_DIRECTIONS FOR THIS TASK:_
Find every line in the records that holds the string "JSON". Copy each one.

%%

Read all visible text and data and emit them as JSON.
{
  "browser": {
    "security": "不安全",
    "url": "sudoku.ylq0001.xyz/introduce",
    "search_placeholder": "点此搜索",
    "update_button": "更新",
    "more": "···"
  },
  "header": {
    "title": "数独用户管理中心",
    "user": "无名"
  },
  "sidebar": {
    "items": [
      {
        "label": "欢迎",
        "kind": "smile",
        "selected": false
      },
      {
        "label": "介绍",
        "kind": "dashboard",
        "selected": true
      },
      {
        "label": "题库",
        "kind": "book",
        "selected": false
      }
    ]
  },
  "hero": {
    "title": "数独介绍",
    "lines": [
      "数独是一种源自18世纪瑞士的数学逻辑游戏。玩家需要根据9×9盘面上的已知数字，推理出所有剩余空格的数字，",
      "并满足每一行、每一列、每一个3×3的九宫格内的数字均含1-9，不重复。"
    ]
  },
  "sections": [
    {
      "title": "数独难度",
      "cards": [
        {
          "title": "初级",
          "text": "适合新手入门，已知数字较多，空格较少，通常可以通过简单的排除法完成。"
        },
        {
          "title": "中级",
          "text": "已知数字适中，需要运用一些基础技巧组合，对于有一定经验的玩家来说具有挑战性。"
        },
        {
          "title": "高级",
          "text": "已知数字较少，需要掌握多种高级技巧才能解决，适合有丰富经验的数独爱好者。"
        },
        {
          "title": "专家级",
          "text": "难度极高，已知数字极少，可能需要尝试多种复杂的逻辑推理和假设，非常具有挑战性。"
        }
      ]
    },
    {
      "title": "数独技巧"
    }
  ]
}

%%
%%

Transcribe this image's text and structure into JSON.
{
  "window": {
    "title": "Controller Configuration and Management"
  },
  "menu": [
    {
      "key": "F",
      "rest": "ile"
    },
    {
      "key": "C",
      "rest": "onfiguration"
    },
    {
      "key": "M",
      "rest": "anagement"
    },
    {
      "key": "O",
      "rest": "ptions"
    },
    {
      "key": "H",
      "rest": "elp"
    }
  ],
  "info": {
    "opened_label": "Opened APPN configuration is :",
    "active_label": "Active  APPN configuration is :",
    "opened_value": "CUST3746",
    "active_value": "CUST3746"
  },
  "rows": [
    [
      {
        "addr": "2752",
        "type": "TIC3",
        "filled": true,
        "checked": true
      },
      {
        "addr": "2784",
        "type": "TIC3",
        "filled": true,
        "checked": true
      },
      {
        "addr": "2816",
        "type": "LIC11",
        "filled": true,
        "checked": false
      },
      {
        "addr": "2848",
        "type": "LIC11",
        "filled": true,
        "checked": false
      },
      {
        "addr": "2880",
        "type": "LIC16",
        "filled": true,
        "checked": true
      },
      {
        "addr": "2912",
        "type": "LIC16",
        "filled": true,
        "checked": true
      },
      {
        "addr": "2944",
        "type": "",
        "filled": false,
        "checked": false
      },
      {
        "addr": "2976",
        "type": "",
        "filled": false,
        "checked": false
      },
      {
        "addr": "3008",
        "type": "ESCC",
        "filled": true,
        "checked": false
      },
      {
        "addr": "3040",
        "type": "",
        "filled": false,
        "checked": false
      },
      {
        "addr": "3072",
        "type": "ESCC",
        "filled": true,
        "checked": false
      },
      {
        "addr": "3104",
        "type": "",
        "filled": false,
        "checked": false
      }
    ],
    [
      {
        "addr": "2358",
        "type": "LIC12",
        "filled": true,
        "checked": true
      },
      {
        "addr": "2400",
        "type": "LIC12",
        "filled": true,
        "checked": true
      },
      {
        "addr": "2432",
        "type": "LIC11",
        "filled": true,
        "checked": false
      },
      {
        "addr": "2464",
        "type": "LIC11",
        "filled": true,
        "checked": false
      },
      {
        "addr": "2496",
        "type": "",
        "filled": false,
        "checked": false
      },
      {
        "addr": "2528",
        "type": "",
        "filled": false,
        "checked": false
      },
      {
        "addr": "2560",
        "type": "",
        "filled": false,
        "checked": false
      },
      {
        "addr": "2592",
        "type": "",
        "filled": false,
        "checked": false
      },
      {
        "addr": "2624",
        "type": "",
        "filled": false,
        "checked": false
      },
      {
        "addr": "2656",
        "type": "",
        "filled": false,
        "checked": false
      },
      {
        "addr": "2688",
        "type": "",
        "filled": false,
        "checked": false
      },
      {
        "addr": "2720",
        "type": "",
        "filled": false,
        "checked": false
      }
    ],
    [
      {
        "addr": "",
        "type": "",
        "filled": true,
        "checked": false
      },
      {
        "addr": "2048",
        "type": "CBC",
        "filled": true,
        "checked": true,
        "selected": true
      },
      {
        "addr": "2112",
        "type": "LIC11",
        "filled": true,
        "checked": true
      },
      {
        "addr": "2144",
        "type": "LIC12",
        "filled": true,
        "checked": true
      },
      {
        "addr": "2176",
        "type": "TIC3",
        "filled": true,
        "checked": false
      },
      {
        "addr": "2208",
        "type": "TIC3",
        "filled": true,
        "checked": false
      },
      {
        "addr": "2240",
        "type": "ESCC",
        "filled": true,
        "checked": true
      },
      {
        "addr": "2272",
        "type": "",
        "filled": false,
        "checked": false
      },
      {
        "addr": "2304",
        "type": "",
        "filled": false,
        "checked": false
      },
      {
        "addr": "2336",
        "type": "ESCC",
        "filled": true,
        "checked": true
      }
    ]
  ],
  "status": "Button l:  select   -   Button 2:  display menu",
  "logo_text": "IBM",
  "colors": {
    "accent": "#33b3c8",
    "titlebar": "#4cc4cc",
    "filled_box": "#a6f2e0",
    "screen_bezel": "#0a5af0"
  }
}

%%
%%

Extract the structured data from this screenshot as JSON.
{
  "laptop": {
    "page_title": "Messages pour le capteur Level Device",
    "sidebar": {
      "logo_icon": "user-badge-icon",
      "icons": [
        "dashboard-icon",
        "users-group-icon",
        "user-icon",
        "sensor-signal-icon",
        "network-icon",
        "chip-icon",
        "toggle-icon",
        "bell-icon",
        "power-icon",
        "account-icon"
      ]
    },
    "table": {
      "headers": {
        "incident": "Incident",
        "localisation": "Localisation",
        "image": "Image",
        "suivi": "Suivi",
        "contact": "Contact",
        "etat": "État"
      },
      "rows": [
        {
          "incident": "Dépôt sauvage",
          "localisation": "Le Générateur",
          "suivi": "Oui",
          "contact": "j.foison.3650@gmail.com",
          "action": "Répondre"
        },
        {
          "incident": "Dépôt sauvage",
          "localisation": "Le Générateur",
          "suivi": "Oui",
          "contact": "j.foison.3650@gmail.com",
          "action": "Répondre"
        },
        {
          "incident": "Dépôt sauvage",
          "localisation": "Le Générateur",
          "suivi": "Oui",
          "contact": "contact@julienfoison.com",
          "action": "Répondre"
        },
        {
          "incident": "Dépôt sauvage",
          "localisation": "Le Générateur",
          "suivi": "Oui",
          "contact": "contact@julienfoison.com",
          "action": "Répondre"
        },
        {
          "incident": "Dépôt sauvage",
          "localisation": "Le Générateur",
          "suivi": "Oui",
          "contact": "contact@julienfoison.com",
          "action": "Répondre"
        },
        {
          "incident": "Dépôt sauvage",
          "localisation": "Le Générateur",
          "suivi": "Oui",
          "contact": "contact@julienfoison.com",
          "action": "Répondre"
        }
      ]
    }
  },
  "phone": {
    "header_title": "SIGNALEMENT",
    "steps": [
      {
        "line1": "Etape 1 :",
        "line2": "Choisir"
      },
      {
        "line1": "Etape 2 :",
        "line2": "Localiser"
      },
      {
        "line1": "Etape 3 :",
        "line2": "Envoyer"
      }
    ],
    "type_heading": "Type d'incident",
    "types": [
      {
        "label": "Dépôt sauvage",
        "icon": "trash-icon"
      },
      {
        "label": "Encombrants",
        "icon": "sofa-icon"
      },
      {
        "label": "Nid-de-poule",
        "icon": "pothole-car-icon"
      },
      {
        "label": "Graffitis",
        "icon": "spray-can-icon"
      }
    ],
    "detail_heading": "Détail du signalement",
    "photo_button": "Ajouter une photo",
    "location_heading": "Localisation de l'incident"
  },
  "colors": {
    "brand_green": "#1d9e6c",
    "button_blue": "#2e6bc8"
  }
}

%%

_REPLY TO THE TASK:_
Read all visible text and data and emit them as JSON.
Transcribe this image's text and structure into JSON.
Extract the structured data from this screenshot as JSON.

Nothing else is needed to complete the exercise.